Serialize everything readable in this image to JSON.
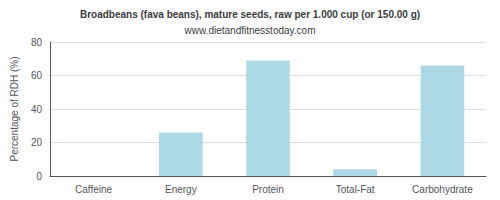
{
  "chart_data": {
    "type": "bar",
    "title": "Broadbeans (fava beans), mature seeds, raw per 1.000 cup (or 150.00 g)",
    "subtitle": "www.dietandfitnesstoday.com",
    "ylabel": "Percentage of RDH (%)",
    "categories": [
      "Caffeine",
      "Energy",
      "Protein",
      "Total-Fat",
      "Carbohydrate"
    ],
    "values": [
      0,
      26,
      69,
      4,
      66
    ],
    "color": "#add8e6",
    "ylim": [
      0,
      80
    ],
    "yticks": [
      0,
      20,
      40,
      60,
      80
    ],
    "grid": true
  }
}
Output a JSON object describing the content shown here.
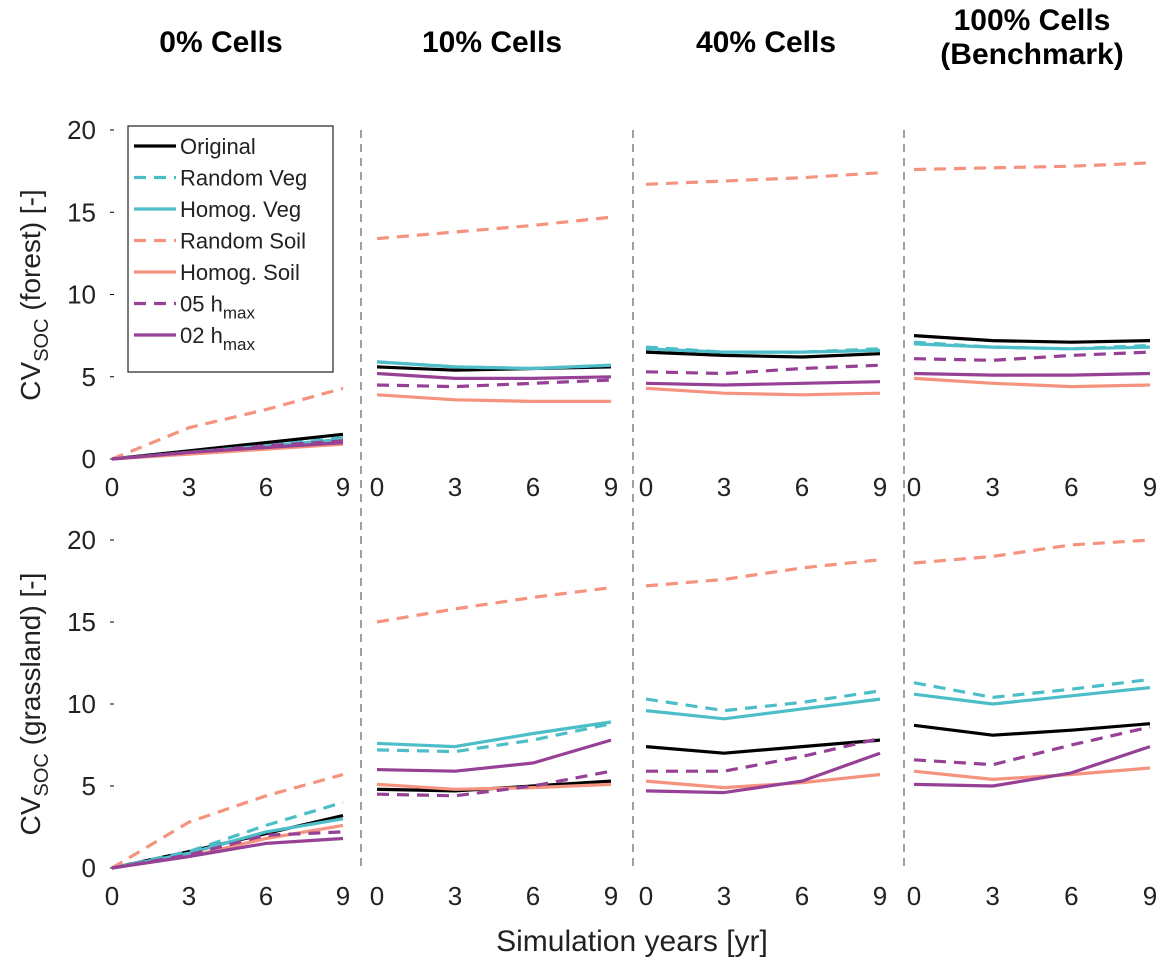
{
  "figure": {
    "xlabel": "Simulation years [yr]",
    "column_titles": [
      [
        "0% Cells"
      ],
      [
        "10% Cells"
      ],
      [
        "40% Cells"
      ],
      [
        "100% Cells",
        "(Benchmark)"
      ]
    ],
    "row_ylabels": [
      {
        "main": "CV",
        "sub": "SOC",
        "rest": " (forest) [-]"
      },
      {
        "main": "CV",
        "sub": "SOC",
        "rest": " (grassland) [-]"
      }
    ],
    "x_ticks": [
      "0",
      "3",
      "6",
      "9"
    ],
    "y_ticks": [
      "0",
      "5",
      "10",
      "15",
      "20"
    ],
    "separator_color": "#a0a0a0"
  },
  "legend": [
    {
      "key": "original",
      "label": "Original",
      "sub": ""
    },
    {
      "key": "random_veg",
      "label": "Random Veg",
      "sub": ""
    },
    {
      "key": "homog_veg",
      "label": "Homog. Veg",
      "sub": ""
    },
    {
      "key": "random_soil",
      "label": "Random Soil",
      "sub": ""
    },
    {
      "key": "homog_soil",
      "label": "Homog. Soil",
      "sub": ""
    },
    {
      "key": "h05",
      "label": "05 h",
      "sub": "max"
    },
    {
      "key": "h02",
      "label": "02 h",
      "sub": "max"
    }
  ],
  "series_styles": {
    "original": {
      "color": "#000000",
      "dash": "solid"
    },
    "random_veg": {
      "color": "#4dbec8",
      "dash": "dashed"
    },
    "homog_veg": {
      "color": "#4dbec8",
      "dash": "solid"
    },
    "random_soil": {
      "color": "#f5937e",
      "dash": "dashed"
    },
    "homog_soil": {
      "color": "#f5937e",
      "dash": "solid"
    },
    "h05": {
      "color": "#964196",
      "dash": "dashed"
    },
    "h02": {
      "color": "#964196",
      "dash": "solid"
    }
  },
  "chart_data": {
    "type": "line",
    "x": [
      0,
      3,
      6,
      9
    ],
    "xlim": [
      0,
      9
    ],
    "ylim": [
      0,
      20
    ],
    "grid": false,
    "legend_position": "top-left",
    "panels": [
      {
        "row": "forest",
        "column": "0% Cells",
        "series": [
          {
            "key": "original",
            "name": "Original",
            "values": [
              0.0,
              0.5,
              1.0,
              1.5
            ]
          },
          {
            "key": "random_veg",
            "name": "Random Veg",
            "values": [
              0.0,
              0.4,
              0.8,
              1.3
            ]
          },
          {
            "key": "homog_veg",
            "name": "Homog. Veg",
            "values": [
              0.0,
              0.4,
              0.8,
              1.2
            ]
          },
          {
            "key": "random_soil",
            "name": "Random Soil",
            "values": [
              0.0,
              1.9,
              3.0,
              4.3
            ]
          },
          {
            "key": "homog_soil",
            "name": "Homog. Soil",
            "values": [
              0.0,
              0.3,
              0.6,
              0.9
            ]
          },
          {
            "key": "h05",
            "name": "05 hmax",
            "values": [
              0.0,
              0.4,
              0.8,
              1.1
            ]
          },
          {
            "key": "h02",
            "name": "02 hmax",
            "values": [
              0.0,
              0.4,
              0.7,
              1.0
            ]
          }
        ]
      },
      {
        "row": "forest",
        "column": "10% Cells",
        "series": [
          {
            "key": "original",
            "name": "Original",
            "values": [
              5.6,
              5.4,
              5.5,
              5.6
            ]
          },
          {
            "key": "random_veg",
            "name": "Random Veg",
            "values": [
              5.9,
              5.6,
              5.5,
              5.7
            ]
          },
          {
            "key": "homog_veg",
            "name": "Homog. Veg",
            "values": [
              5.9,
              5.6,
              5.5,
              5.7
            ]
          },
          {
            "key": "random_soil",
            "name": "Random Soil",
            "values": [
              13.4,
              13.8,
              14.2,
              14.7
            ]
          },
          {
            "key": "homog_soil",
            "name": "Homog. Soil",
            "values": [
              3.9,
              3.6,
              3.5,
              3.5
            ]
          },
          {
            "key": "h05",
            "name": "05 hmax",
            "values": [
              4.5,
              4.4,
              4.6,
              4.8
            ]
          },
          {
            "key": "h02",
            "name": "02 hmax",
            "values": [
              5.2,
              4.9,
              4.9,
              5.0
            ]
          }
        ]
      },
      {
        "row": "forest",
        "column": "40% Cells",
        "series": [
          {
            "key": "original",
            "name": "Original",
            "values": [
              6.5,
              6.3,
              6.2,
              6.4
            ]
          },
          {
            "key": "random_veg",
            "name": "Random Veg",
            "values": [
              6.8,
              6.5,
              6.5,
              6.7
            ]
          },
          {
            "key": "homog_veg",
            "name": "Homog. Veg",
            "values": [
              6.7,
              6.5,
              6.5,
              6.6
            ]
          },
          {
            "key": "random_soil",
            "name": "Random Soil",
            "values": [
              16.7,
              16.9,
              17.1,
              17.4
            ]
          },
          {
            "key": "homog_soil",
            "name": "Homog. Soil",
            "values": [
              4.3,
              4.0,
              3.9,
              4.0
            ]
          },
          {
            "key": "h05",
            "name": "05 hmax",
            "values": [
              5.3,
              5.2,
              5.5,
              5.7
            ]
          },
          {
            "key": "h02",
            "name": "02 hmax",
            "values": [
              4.6,
              4.5,
              4.6,
              4.7
            ]
          }
        ]
      },
      {
        "row": "forest",
        "column": "100% Cells (Benchmark)",
        "series": [
          {
            "key": "original",
            "name": "Original",
            "values": [
              7.5,
              7.2,
              7.1,
              7.2
            ]
          },
          {
            "key": "random_veg",
            "name": "Random Veg",
            "values": [
              7.1,
              6.8,
              6.7,
              6.9
            ]
          },
          {
            "key": "homog_veg",
            "name": "Homog. Veg",
            "values": [
              7.0,
              6.8,
              6.7,
              6.8
            ]
          },
          {
            "key": "random_soil",
            "name": "Random Soil",
            "values": [
              17.6,
              17.7,
              17.8,
              18.0
            ]
          },
          {
            "key": "homog_soil",
            "name": "Homog. Soil",
            "values": [
              4.9,
              4.6,
              4.4,
              4.5
            ]
          },
          {
            "key": "h05",
            "name": "05 hmax",
            "values": [
              6.1,
              6.0,
              6.3,
              6.5
            ]
          },
          {
            "key": "h02",
            "name": "02 hmax",
            "values": [
              5.2,
              5.1,
              5.1,
              5.2
            ]
          }
        ]
      },
      {
        "row": "grassland",
        "column": "0% Cells",
        "series": [
          {
            "key": "original",
            "name": "Original",
            "values": [
              0.0,
              1.0,
              2.1,
              3.2
            ]
          },
          {
            "key": "random_veg",
            "name": "Random Veg",
            "values": [
              0.0,
              1.0,
              2.6,
              4.0
            ]
          },
          {
            "key": "homog_veg",
            "name": "Homog. Veg",
            "values": [
              0.0,
              0.9,
              2.2,
              3.0
            ]
          },
          {
            "key": "random_soil",
            "name": "Random Soil",
            "values": [
              0.0,
              2.8,
              4.4,
              5.7
            ]
          },
          {
            "key": "homog_soil",
            "name": "Homog. Soil",
            "values": [
              0.0,
              0.7,
              1.8,
              2.6
            ]
          },
          {
            "key": "h05",
            "name": "05 hmax",
            "values": [
              0.0,
              0.8,
              2.0,
              2.2
            ]
          },
          {
            "key": "h02",
            "name": "02 hmax",
            "values": [
              0.0,
              0.7,
              1.5,
              1.8
            ]
          }
        ]
      },
      {
        "row": "grassland",
        "column": "10% Cells",
        "series": [
          {
            "key": "original",
            "name": "Original",
            "values": [
              4.8,
              4.7,
              5.0,
              5.3
            ]
          },
          {
            "key": "random_veg",
            "name": "Random Veg",
            "values": [
              7.2,
              7.1,
              7.8,
              8.8
            ]
          },
          {
            "key": "homog_veg",
            "name": "Homog. Veg",
            "values": [
              7.6,
              7.4,
              8.2,
              8.9
            ]
          },
          {
            "key": "random_soil",
            "name": "Random Soil",
            "values": [
              15.0,
              15.8,
              16.5,
              17.1
            ]
          },
          {
            "key": "homog_soil",
            "name": "Homog. Soil",
            "values": [
              5.1,
              4.8,
              4.9,
              5.1
            ]
          },
          {
            "key": "h05",
            "name": "05 hmax",
            "values": [
              4.5,
              4.4,
              5.0,
              5.9
            ]
          },
          {
            "key": "h02",
            "name": "02 hmax",
            "values": [
              6.0,
              5.9,
              6.4,
              7.8
            ]
          }
        ]
      },
      {
        "row": "grassland",
        "column": "40% Cells",
        "series": [
          {
            "key": "original",
            "name": "Original",
            "values": [
              7.4,
              7.0,
              7.4,
              7.8
            ]
          },
          {
            "key": "random_veg",
            "name": "Random Veg",
            "values": [
              10.3,
              9.6,
              10.1,
              10.8
            ]
          },
          {
            "key": "homog_veg",
            "name": "Homog. Veg",
            "values": [
              9.6,
              9.1,
              9.7,
              10.3
            ]
          },
          {
            "key": "random_soil",
            "name": "Random Soil",
            "values": [
              17.2,
              17.6,
              18.3,
              18.8
            ]
          },
          {
            "key": "homog_soil",
            "name": "Homog. Soil",
            "values": [
              5.3,
              4.9,
              5.2,
              5.7
            ]
          },
          {
            "key": "h05",
            "name": "05 hmax",
            "values": [
              5.9,
              5.9,
              6.8,
              7.9
            ]
          },
          {
            "key": "h02",
            "name": "02 hmax",
            "values": [
              4.7,
              4.6,
              5.3,
              7.0
            ]
          }
        ]
      },
      {
        "row": "grassland",
        "column": "100% Cells (Benchmark)",
        "series": [
          {
            "key": "original",
            "name": "Original",
            "values": [
              8.7,
              8.1,
              8.4,
              8.8
            ]
          },
          {
            "key": "random_veg",
            "name": "Random Veg",
            "values": [
              11.3,
              10.4,
              10.9,
              11.5
            ]
          },
          {
            "key": "homog_veg",
            "name": "Homog. Veg",
            "values": [
              10.6,
              10.0,
              10.5,
              11.0
            ]
          },
          {
            "key": "random_soil",
            "name": "Random Soil",
            "values": [
              18.6,
              19.0,
              19.7,
              20.0
            ]
          },
          {
            "key": "homog_soil",
            "name": "Homog. Soil",
            "values": [
              5.9,
              5.4,
              5.7,
              6.1
            ]
          },
          {
            "key": "h05",
            "name": "05 hmax",
            "values": [
              6.6,
              6.3,
              7.5,
              8.6
            ]
          },
          {
            "key": "h02",
            "name": "02 hmax",
            "values": [
              5.1,
              5.0,
              5.8,
              7.4
            ]
          }
        ]
      }
    ]
  }
}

++++++

* _What you are asked to do_: Using the data above, return each line that includes the word "JSON".

* _Solved problem_:
Serialize everything readable in this image to JSON.
Output a JSON object describing the content shown here.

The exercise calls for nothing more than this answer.